• _Required task_
Search the material for the word "YOUR" and report each line where it turns up.

::: Extracted entries

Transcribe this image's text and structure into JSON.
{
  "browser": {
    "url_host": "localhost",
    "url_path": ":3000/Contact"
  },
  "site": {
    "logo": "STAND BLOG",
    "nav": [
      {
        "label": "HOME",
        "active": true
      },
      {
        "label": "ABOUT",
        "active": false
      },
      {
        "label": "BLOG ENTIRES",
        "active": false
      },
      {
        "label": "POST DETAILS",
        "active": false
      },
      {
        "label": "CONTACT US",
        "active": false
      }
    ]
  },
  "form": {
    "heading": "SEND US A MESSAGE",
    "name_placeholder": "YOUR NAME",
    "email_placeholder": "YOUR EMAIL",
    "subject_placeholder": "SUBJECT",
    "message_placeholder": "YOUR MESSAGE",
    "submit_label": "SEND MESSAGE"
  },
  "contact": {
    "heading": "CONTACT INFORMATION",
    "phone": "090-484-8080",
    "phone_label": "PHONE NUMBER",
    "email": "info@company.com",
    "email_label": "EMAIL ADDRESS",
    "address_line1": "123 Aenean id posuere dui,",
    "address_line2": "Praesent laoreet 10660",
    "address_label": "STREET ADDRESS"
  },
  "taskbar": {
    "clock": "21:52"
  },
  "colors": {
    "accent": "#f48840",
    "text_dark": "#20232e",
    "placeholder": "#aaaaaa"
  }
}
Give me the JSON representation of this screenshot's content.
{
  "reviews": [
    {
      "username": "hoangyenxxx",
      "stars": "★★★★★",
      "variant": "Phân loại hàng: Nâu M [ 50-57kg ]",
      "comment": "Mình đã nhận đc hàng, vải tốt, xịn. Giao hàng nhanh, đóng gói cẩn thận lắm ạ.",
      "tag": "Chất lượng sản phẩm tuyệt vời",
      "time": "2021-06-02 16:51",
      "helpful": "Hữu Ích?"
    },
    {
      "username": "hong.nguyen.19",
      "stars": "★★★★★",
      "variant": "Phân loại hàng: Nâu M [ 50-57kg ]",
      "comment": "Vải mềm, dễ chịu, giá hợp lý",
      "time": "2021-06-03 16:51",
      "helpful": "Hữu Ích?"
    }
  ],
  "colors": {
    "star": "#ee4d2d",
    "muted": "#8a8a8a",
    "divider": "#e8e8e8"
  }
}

::::::

• _Problem solution_
    "name_placeholder": "YOUR NAME",
    "email_placeholder": "YOUR EMAIL",
    "message_placeholder": "YOUR MESSAGE",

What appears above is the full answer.